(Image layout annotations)
···

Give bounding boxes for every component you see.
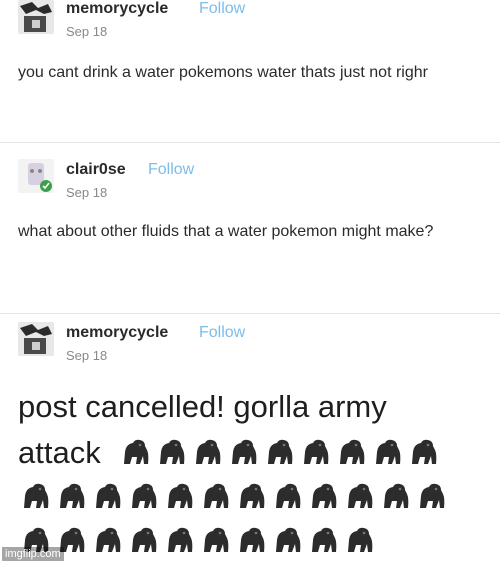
gorilla-icon bbox=[342, 478, 376, 512]
gorilla-row-2 bbox=[18, 478, 448, 518]
gorilla-icon bbox=[190, 434, 224, 468]
gorilla-icon bbox=[126, 478, 160, 512]
gorilla-icon bbox=[154, 434, 188, 468]
gorilla-icon bbox=[126, 522, 160, 556]
watermark: imgflip.com bbox=[2, 547, 64, 561]
gorilla-icon bbox=[270, 478, 304, 512]
gorilla-icon bbox=[414, 478, 448, 512]
gorilla-icon bbox=[162, 478, 196, 512]
post-date: Sep 18 bbox=[66, 24, 108, 39]
gorilla-icon bbox=[298, 434, 332, 468]
username[interactable]: memorycycle bbox=[66, 0, 168, 18]
post-body-line-1: post cancelled! gorlla army bbox=[18, 389, 387, 424]
gorilla-icon bbox=[90, 478, 124, 512]
post-2: clair0se Follow Sep 18 what about other … bbox=[0, 143, 500, 313]
gorilla-icon bbox=[406, 434, 440, 468]
gorilla-icon bbox=[198, 478, 232, 512]
gorilla-icon bbox=[234, 478, 268, 512]
gorilla-icon bbox=[306, 522, 340, 556]
gorilla-icon bbox=[118, 434, 152, 468]
avatar[interactable] bbox=[18, 0, 54, 34]
gorilla-icon bbox=[90, 522, 124, 556]
post-body-line-2: attack bbox=[18, 435, 101, 470]
username[interactable]: clair0se bbox=[66, 161, 126, 179]
gorilla-icon bbox=[234, 522, 268, 556]
gorilla-row-3 bbox=[18, 522, 376, 562]
follow-button[interactable]: Follow bbox=[148, 161, 194, 179]
username[interactable]: memorycycle bbox=[66, 324, 168, 342]
avatar[interactable] bbox=[18, 322, 54, 356]
gorilla-icon bbox=[18, 478, 52, 512]
gorilla-icon bbox=[198, 522, 232, 556]
post-3: memorycycle Follow Sep 18 post cancelled… bbox=[0, 314, 500, 563]
gorilla-icon bbox=[162, 522, 196, 556]
gorilla-row-1 bbox=[118, 434, 440, 474]
gorilla-icon bbox=[54, 478, 88, 512]
gorilla-icon bbox=[262, 434, 296, 468]
post-date: Sep 18 bbox=[66, 185, 108, 200]
post-1: memorycycle Follow Sep 18 you cant drink… bbox=[0, 0, 500, 142]
post-date: Sep 18 bbox=[66, 348, 108, 363]
follow-button[interactable]: Follow bbox=[199, 324, 245, 342]
avatar[interactable] bbox=[18, 159, 54, 193]
gorilla-icon bbox=[378, 478, 412, 512]
gorilla-icon bbox=[306, 478, 340, 512]
gorilla-icon bbox=[342, 522, 376, 556]
post-body: what about other fluids that a water pok… bbox=[18, 223, 434, 240]
post-body: you cant drink a water pokemons water th… bbox=[18, 64, 428, 81]
gorilla-icon bbox=[226, 434, 260, 468]
gorilla-icon bbox=[334, 434, 368, 468]
gorilla-icon bbox=[370, 434, 404, 468]
gorilla-icon bbox=[270, 522, 304, 556]
follow-button[interactable]: Follow bbox=[199, 0, 245, 18]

···

Written instruction: Give the rows above as a JSON list of strings, with one string per line and no blank lines. Leave the pictures out.

Reply:
[
  "Give bounding boxes for every component you see.",
  "gorilla-icon bbox=[342, 478, 376, 512]",
  "gorilla-row-2 bbox=[18, 478, 448, 518]",
  "gorilla-icon bbox=[190, 434, 224, 468]",
  "gorilla-icon bbox=[126, 478, 160, 512]",
  "gorilla-icon bbox=[154, 434, 188, 468]",
  "gorilla-icon bbox=[126, 522, 160, 556]",
  "watermark: imgflip.com bbox=[2, 547, 64, 561]",
  "gorilla-icon bbox=[270, 478, 304, 512]",
  "gorilla-icon bbox=[414, 478, 448, 512]",
  "gorilla-icon bbox=[162, 478, 196, 512]",
  "post-date: Sep 18 bbox=[66, 24, 108, 39]",
  "gorilla-icon bbox=[298, 434, 332, 468]",
  "username[interactable]: memorycycle bbox=[66, 0, 168, 18]",
  "post-body-line-1: post cancelled! gorlla army bbox=[18, 389, 387, 424]",
  "gorilla-icon bbox=[90, 478, 124, 512]",
  "post-2: clair0se Follow Sep 18 what about other … bbox=[0, 143, 500, 313]",
  "gorilla-icon bbox=[406, 434, 440, 468]",
  "gorilla-icon bbox=[198, 478, 232, 512]",
  "gorilla-icon bbox=[234, 478, 268, 512]",
  "gorilla-icon bbox=[306, 522, 340, 556]",
  "gorilla-icon bbox=[118, 434, 152, 468]",
  "avatar[interactable] bbox=[18, 0, 54, 34]",
  "gorilla-icon bbox=[90, 522, 124, 556]",
  "post-body-line-2: attack bbox=[18, 435, 101, 470]",
  "username[interactable]: clair0se bbox=[66, 161, 126, 179]",
  "gorilla-icon bbox=[234, 522, 268, 556]",
  "gorilla-row-3 bbox=[18, 522, 376, 562]",
  "follow-button[interactable]: Follow bbox=[148, 161, 194, 179]",
  "username[interactable]: memorycycle bbox=[66, 324, 168, 342]",
  "avatar[interactable] bbox=[18, 322, 54, 356]",
  "gorilla-icon bbox=[18, 478, 52, 512]",
  "gorilla-icon bbox=[198, 522, 232, 556]",
  "post-3: memorycycle Follow Sep 18 post cancelled… bbox=[0, 314, 500, 563]",
  "gorilla-icon bbox=[162, 522, 196, 556]",
  "gorilla-row-1 bbox=[118, 434, 440, 474]",
  "gorilla-icon bbox=[54, 478, 88, 512]",
  "gorilla-icon bbox=[262, 434, 296, 468]",
  "post-date: Sep 18 bbox=[66, 185, 108, 200]",
  "post-1: memorycycle Follow Sep 18 you cant drink… bbox=[0, 0, 500, 142]",
  "post-date: Sep 18 bbox=[66, 348, 108, 363]",
  "follow-button[interactable]: Follow bbox=[199, 324, 245, 342]",
  "avatar[interactable] bbox=[18, 159, 54, 193]",
  "gorilla-icon bbox=[378, 478, 412, 512]",
  "gorilla-icon bbox=[306, 478, 340, 512]",
  "gorilla-icon bbox=[342, 522, 376, 556]",
  "post-body: what about other fluids that a water pok… bbox=[18, 223, 434, 240]",
  "post-body: you cant drink a water pokemons water th… bbox=[18, 64, 428, 81]",
  "gorilla-icon bbox=[226, 434, 260, 468]",
  "gorilla-icon bbox=[334, 434, 368, 468]",
  "gorilla-icon bbox=[370, 434, 404, 468]",
  "gorilla-icon bbox=[270, 522, 304, 556]",
  "follow-button[interactable]: Follow bbox=[199, 0, 245, 18]"
]